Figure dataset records
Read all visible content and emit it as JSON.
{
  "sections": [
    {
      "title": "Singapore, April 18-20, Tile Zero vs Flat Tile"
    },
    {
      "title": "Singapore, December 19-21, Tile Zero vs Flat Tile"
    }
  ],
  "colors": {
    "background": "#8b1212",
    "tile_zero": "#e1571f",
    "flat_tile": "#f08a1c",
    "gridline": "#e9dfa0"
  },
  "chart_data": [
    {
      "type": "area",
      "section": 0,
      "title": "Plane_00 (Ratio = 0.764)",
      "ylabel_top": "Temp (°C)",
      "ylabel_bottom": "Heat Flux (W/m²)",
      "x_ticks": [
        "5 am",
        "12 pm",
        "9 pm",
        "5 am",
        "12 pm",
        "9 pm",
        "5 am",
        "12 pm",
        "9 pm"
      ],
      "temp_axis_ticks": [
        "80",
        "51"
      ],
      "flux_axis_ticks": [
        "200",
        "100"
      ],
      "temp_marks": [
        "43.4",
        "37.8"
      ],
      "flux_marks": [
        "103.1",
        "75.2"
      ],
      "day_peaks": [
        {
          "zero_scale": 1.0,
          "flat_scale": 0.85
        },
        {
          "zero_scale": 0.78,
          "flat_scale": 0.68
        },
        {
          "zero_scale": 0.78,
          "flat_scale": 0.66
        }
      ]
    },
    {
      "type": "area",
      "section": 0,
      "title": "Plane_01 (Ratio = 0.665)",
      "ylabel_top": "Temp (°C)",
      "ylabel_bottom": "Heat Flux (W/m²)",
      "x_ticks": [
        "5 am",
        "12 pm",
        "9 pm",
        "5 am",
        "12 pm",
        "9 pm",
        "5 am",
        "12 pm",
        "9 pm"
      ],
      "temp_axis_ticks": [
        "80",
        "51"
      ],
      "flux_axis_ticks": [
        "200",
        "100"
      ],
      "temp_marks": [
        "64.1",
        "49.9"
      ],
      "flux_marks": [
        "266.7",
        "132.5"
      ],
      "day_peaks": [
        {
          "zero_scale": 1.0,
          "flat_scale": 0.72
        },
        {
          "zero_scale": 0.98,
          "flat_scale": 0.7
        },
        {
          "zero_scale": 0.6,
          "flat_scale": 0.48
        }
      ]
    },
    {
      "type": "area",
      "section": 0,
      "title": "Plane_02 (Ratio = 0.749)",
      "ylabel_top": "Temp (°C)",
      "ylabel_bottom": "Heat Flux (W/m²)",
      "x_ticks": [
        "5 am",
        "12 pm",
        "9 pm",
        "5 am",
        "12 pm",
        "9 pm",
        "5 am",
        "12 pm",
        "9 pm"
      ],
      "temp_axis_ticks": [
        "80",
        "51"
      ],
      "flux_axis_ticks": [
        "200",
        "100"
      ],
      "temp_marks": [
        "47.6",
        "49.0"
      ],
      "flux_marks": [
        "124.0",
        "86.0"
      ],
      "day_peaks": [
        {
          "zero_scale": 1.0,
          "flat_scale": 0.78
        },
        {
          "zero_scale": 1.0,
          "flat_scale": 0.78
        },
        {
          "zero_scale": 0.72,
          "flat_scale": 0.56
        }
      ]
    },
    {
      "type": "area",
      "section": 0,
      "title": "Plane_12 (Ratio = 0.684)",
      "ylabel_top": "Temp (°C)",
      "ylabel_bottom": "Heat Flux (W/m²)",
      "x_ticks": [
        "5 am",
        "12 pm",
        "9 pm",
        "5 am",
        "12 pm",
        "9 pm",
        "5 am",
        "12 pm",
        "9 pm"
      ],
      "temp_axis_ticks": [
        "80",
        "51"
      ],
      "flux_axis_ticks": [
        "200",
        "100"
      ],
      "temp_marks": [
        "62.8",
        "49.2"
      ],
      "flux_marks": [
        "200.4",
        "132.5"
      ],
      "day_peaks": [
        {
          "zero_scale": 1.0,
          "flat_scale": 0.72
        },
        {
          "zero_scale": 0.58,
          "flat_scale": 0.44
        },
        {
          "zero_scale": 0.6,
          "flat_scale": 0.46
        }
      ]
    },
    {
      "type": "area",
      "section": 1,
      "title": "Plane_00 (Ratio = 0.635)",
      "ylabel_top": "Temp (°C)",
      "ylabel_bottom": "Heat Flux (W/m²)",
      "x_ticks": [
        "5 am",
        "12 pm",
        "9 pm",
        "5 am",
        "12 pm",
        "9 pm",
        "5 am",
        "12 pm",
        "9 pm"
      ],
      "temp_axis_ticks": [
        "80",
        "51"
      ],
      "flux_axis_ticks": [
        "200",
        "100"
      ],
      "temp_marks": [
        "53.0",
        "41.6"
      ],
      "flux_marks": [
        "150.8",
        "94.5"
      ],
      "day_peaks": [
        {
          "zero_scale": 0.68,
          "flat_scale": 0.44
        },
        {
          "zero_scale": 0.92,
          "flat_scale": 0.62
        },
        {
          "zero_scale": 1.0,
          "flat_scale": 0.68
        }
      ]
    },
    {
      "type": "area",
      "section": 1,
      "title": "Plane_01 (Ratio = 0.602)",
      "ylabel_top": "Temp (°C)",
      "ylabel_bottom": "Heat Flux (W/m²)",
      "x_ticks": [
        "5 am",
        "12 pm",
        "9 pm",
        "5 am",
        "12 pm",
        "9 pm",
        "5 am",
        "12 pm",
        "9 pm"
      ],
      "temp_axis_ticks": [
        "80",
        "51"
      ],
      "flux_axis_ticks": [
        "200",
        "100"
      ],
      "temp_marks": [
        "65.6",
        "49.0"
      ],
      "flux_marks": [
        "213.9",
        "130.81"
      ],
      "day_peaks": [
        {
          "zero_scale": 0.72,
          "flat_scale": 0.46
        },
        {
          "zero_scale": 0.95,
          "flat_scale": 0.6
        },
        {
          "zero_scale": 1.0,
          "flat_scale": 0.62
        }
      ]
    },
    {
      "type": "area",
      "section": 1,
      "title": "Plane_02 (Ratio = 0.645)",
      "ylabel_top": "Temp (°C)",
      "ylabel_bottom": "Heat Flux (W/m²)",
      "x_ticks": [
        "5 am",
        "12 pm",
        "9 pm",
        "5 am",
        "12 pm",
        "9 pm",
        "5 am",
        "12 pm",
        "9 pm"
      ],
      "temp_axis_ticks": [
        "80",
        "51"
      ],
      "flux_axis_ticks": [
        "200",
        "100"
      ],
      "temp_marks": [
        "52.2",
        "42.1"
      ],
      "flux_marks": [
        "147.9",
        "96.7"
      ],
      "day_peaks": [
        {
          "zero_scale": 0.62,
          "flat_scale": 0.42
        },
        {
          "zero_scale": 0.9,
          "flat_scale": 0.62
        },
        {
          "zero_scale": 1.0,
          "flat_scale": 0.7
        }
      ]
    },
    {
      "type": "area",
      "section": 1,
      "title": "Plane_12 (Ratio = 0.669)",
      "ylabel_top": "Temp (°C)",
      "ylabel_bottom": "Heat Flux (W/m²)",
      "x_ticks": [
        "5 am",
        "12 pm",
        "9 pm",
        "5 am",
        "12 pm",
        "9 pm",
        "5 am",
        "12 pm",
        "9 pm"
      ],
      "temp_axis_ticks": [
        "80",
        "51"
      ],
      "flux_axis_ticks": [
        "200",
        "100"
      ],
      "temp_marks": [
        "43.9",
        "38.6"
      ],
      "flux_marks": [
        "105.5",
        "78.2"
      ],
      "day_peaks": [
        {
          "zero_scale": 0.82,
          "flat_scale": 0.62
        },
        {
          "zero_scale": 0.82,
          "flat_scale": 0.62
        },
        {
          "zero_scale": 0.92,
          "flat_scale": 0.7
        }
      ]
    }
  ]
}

:: Exercise details ::
Nothing should be changed: write out all of the data as is.

:: Written response ::
Read all visible content and emit it as JSON.
{
  "sections": [
    {
      "title": "Singapore, April 18-20, Tile Zero vs Flat Tile"
    },
    {
      "title": "Singapore, December 19-21, Tile Zero vs Flat Tile"
    }
  ],
  "colors": {
    "background": "#8b1212",
    "tile_zero": "#e1571f",
    "flat_tile": "#f08a1c",
    "gridline": "#e9dfa0"
  },
  "chart_data": [
    {
      "type": "area",
      "section": 0,
      "title": "Plane_00 (Ratio = 0.764)",
      "ylabel_top": "Temp (°C)",
      "ylabel_bottom": "Heat Flux (W/m²)",
      "x_ticks": [
        "5 am",
        "12 pm",
        "9 pm",
        "5 am",
        "12 pm",
        "9 pm",
        "5 am",
        "12 pm",
        "9 pm"
      ],
      "temp_axis_ticks": [
        "80",
        "51"
      ],
      "flux_axis_ticks": [
        "200",
        "100"
      ],
      "temp_marks": [
        "43.4",
        "37.8"
      ],
      "flux_marks": [
        "103.1",
        "75.2"
      ],
      "day_peaks": [
        {
          "zero_scale": 1.0,
          "flat_scale": 0.85
        },
        {
          "zero_scale": 0.78,
          "flat_scale": 0.68
        },
        {
          "zero_scale": 0.78,
          "flat_scale": 0.66
        }
      ]
    },
    {
      "type": "area",
      "section": 0,
      "title": "Plane_01 (Ratio = 0.665)",
      "ylabel_top": "Temp (°C)",
      "ylabel_bottom": "Heat Flux (W/m²)",
      "x_ticks": [
        "5 am",
        "12 pm",
        "9 pm",
        "5 am",
        "12 pm",
        "9 pm",
        "5 am",
        "12 pm",
        "9 pm"
      ],
      "temp_axis_ticks": [
        "80",
        "51"
      ],
      "flux_axis_ticks": [
        "200",
        "100"
      ],
      "temp_marks": [
        "64.1",
        "49.9"
      ],
      "flux_marks": [
        "266.7",
        "132.5"
      ],
      "day_peaks": [
        {
          "zero_scale": 1.0,
          "flat_scale": 0.72
        },
        {
          "zero_scale": 0.98,
          "flat_scale": 0.7
        },
        {
          "zero_scale": 0.6,
          "flat_scale": 0.48
        }
      ]
    },
    {
      "type": "area",
      "section": 0,
      "title": "Plane_02 (Ratio = 0.749)",
      "ylabel_top": "Temp (°C)",
      "ylabel_bottom": "Heat Flux (W/m²)",
      "x_ticks": [
        "5 am",
        "12 pm",
        "9 pm",
        "5 am",
        "12 pm",
        "9 pm",
        "5 am",
        "12 pm",
        "9 pm"
      ],
      "temp_axis_ticks": [
        "80",
        "51"
      ],
      "flux_axis_ticks": [
        "200",
        "100"
      ],
      "temp_marks": [
        "47.6",
        "49.0"
      ],
      "flux_marks": [
        "124.0",
        "86.0"
      ],
      "day_peaks": [
        {
          "zero_scale": 1.0,
          "flat_scale": 0.78
        },
        {
          "zero_scale": 1.0,
          "flat_scale": 0.78
        },
        {
          "zero_scale": 0.72,
          "flat_scale": 0.56
        }
      ]
    },
    {
      "type": "area",
      "section": 0,
      "title": "Plane_12 (Ratio = 0.684)",
      "ylabel_top": "Temp (°C)",
      "ylabel_bottom": "Heat Flux (W/m²)",
      "x_ticks": [
        "5 am",
        "12 pm",
        "9 pm",
        "5 am",
        "12 pm",
        "9 pm",
        "5 am",
        "12 pm",
        "9 pm"
      ],
      "temp_axis_ticks": [
        "80",
        "51"
      ],
      "flux_axis_ticks": [
        "200",
        "100"
      ],
      "temp_marks": [
        "62.8",
        "49.2"
      ],
      "flux_marks": [
        "200.4",
        "132.5"
      ],
      "day_peaks": [
        {
          "zero_scale": 1.0,
          "flat_scale": 0.72
        },
        {
          "zero_scale": 0.58,
          "flat_scale": 0.44
        },
        {
          "zero_scale": 0.6,
          "flat_scale": 0.46
        }
      ]
    },
    {
      "type": "area",
      "section": 1,
      "title": "Plane_00 (Ratio = 0.635)",
      "ylabel_top": "Temp (°C)",
      "ylabel_bottom": "Heat Flux (W/m²)",
      "x_ticks": [
        "5 am",
        "12 pm",
        "9 pm",
        "5 am",
        "12 pm",
        "9 pm",
        "5 am",
        "12 pm",
        "9 pm"
      ],
      "temp_axis_ticks": [
        "80",
        "51"
      ],
      "flux_axis_ticks": [
        "200",
        "100"
      ],
      "temp_marks": [
        "53.0",
        "41.6"
      ],
      "flux_marks": [
        "150.8",
        "94.5"
      ],
      "day_peaks": [
        {
          "zero_scale": 0.68,
          "flat_scale": 0.44
        },
        {
          "zero_scale": 0.92,
          "flat_scale": 0.62
        },
        {
          "zero_scale": 1.0,
          "flat_scale": 0.68
        }
      ]
    },
    {
      "type": "area",
      "section": 1,
      "title": "Plane_01 (Ratio = 0.602)",
      "ylabel_top": "Temp (°C)",
      "ylabel_bottom": "Heat Flux (W/m²)",
      "x_ticks": [
        "5 am",
        "12 pm",
        "9 pm",
        "5 am",
        "12 pm",
        "9 pm",
        "5 am",
        "12 pm",
        "9 pm"
      ],
      "temp_axis_ticks": [
        "80",
        "51"
      ],
      "flux_axis_ticks": [
        "200",
        "100"
      ],
      "temp_marks": [
        "65.6",
        "49.0"
      ],
      "flux_marks": [
        "213.9",
        "130.81"
      ],
      "day_peaks": [
        {
          "zero_scale": 0.72,
          "flat_scale": 0.46
        },
        {
          "zero_scale": 0.95,
          "flat_scale": 0.6
        },
        {
          "zero_scale": 1.0,
          "flat_scale": 0.62
        }
      ]
    },
    {
      "type": "area",
      "section": 1,
      "title": "Plane_02 (Ratio = 0.645)",
      "ylabel_top": "Temp (°C)",
      "ylabel_bottom": "Heat Flux (W/m²)",
      "x_ticks": [
        "5 am",
        "12 pm",
        "9 pm",
        "5 am",
        "12 pm",
        "9 pm",
        "5 am",
        "12 pm",
        "9 pm"
      ],
      "temp_axis_ticks": [
        "80",
        "51"
      ],
      "flux_axis_ticks": [
        "200",
        "100"
      ],
      "temp_marks": [
        "52.2",
        "42.1"
      ],
      "flux_marks": [
        "147.9",
        "96.7"
      ],
      "day_peaks": [
        {
          "zero_scale": 0.62,
          "flat_scale": 0.42
        },
        {
          "zero_scale": 0.9,
          "flat_scale": 0.62
        },
        {
          "zero_scale": 1.0,
          "flat_scale": 0.7
        }
      ]
    },
    {
      "type": "area",
      "section": 1,
      "title": "Plane_12 (Ratio = 0.669)",
      "ylabel_top": "Temp (°C)",
      "ylabel_bottom": "Heat Flux (W/m²)",
      "x_ticks": [
        "5 am",
        "12 pm",
        "9 pm",
        "5 am",
        "12 pm",
        "9 pm",
        "5 am",
        "12 pm",
        "9 pm"
      ],
      "temp_axis_ticks": [
        "80",
        "51"
      ],
      "flux_axis_ticks": [
        "200",
        "100"
      ],
      "temp_marks": [
        "43.9",
        "38.6"
      ],
      "flux_marks": [
        "105.5",
        "78.2"
      ],
      "day_peaks": [
        {
          "zero_scale": 0.82,
          "flat_scale": 0.62
        },
        {
          "zero_scale": 0.82,
          "flat_scale": 0.62
        },
        {
          "zero_scale": 0.92,
          "flat_scale": 0.7
        }
      ]
    }
  ]
}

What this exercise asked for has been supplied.